(Data entries)
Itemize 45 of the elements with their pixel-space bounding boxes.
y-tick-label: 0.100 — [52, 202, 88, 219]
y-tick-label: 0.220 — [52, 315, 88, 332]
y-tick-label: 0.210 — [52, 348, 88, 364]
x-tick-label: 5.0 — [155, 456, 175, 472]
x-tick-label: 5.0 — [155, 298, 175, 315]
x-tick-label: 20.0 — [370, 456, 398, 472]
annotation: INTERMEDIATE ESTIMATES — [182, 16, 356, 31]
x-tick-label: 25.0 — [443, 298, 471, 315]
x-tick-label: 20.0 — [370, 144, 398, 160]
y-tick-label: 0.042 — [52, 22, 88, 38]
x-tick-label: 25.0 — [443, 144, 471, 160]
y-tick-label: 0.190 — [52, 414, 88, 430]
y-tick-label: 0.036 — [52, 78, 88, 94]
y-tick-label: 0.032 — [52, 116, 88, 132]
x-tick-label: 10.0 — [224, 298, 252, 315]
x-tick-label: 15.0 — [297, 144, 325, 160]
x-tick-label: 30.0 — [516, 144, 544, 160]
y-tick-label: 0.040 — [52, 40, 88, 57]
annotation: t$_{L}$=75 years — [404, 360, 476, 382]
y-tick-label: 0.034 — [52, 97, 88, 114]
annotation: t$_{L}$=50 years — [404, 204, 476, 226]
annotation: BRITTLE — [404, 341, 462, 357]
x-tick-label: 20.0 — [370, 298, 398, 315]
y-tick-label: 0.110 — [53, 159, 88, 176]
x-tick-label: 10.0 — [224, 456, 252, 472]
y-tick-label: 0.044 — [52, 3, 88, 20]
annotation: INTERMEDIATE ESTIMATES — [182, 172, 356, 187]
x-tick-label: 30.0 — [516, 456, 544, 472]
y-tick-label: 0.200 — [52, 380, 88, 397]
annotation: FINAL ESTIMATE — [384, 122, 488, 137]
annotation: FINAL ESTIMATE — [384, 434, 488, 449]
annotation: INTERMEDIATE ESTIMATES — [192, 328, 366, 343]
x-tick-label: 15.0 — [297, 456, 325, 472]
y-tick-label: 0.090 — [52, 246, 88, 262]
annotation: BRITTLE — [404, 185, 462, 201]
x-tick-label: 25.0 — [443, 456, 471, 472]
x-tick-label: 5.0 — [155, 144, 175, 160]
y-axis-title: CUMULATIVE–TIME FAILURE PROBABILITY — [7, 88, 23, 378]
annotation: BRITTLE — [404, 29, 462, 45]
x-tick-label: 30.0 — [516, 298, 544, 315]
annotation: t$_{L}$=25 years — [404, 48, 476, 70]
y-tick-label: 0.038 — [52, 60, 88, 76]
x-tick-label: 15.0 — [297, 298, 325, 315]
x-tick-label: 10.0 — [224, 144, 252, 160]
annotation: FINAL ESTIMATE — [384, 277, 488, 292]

What this task involves:
Copy every line of the records above character for character, changing nothing.

Problem solution:
Itemize 45 of the elements with their pixel-space bounding boxes.
y-tick-label: 0.100 — [52, 202, 88, 219]
y-tick-label: 0.220 — [52, 315, 88, 332]
y-tick-label: 0.210 — [52, 348, 88, 364]
x-tick-label: 5.0 — [155, 456, 175, 472]
x-tick-label: 5.0 — [155, 298, 175, 315]
x-tick-label: 20.0 — [370, 456, 398, 472]
annotation: INTERMEDIATE ESTIMATES — [182, 16, 356, 31]
x-tick-label: 25.0 — [443, 298, 471, 315]
x-tick-label: 20.0 — [370, 144, 398, 160]
y-tick-label: 0.042 — [52, 22, 88, 38]
x-tick-label: 25.0 — [443, 144, 471, 160]
y-tick-label: 0.190 — [52, 414, 88, 430]
y-tick-label: 0.036 — [52, 78, 88, 94]
y-tick-label: 0.032 — [52, 116, 88, 132]
x-tick-label: 10.0 — [224, 298, 252, 315]
x-tick-label: 15.0 — [297, 144, 325, 160]
x-tick-label: 30.0 — [516, 144, 544, 160]
y-tick-label: 0.040 — [52, 40, 88, 57]
annotation: t$_{L}$=75 years — [404, 360, 476, 382]
y-tick-label: 0.034 — [52, 97, 88, 114]
annotation: t$_{L}$=50 years — [404, 204, 476, 226]
annotation: BRITTLE — [404, 341, 462, 357]
x-tick-label: 20.0 — [370, 298, 398, 315]
y-tick-label: 0.110 — [53, 159, 88, 176]
x-tick-label: 10.0 — [224, 456, 252, 472]
y-tick-label: 0.044 — [52, 3, 88, 20]
annotation: INTERMEDIATE ESTIMATES — [182, 172, 356, 187]
x-tick-label: 30.0 — [516, 456, 544, 472]
y-tick-label: 0.200 — [52, 380, 88, 397]
annotation: FINAL ESTIMATE — [384, 122, 488, 137]
annotation: FINAL ESTIMATE — [384, 434, 488, 449]
annotation: INTERMEDIATE ESTIMATES — [192, 328, 366, 343]
x-tick-label: 15.0 — [297, 456, 325, 472]
y-tick-label: 0.090 — [52, 246, 88, 262]
annotation: BRITTLE — [404, 185, 462, 201]
x-tick-label: 25.0 — [443, 456, 471, 472]
x-tick-label: 5.0 — [155, 144, 175, 160]
y-axis-title: CUMULATIVE–TIME FAILURE PROBABILITY — [7, 88, 23, 378]
annotation: BRITTLE — [404, 29, 462, 45]
x-tick-label: 30.0 — [516, 298, 544, 315]
annotation: t$_{L}$=25 years — [404, 48, 476, 70]
y-tick-label: 0.038 — [52, 60, 88, 76]
x-tick-label: 15.0 — [297, 298, 325, 315]
x-tick-label: 10.0 — [224, 144, 252, 160]
annotation: FINAL ESTIMATE — [384, 277, 488, 292]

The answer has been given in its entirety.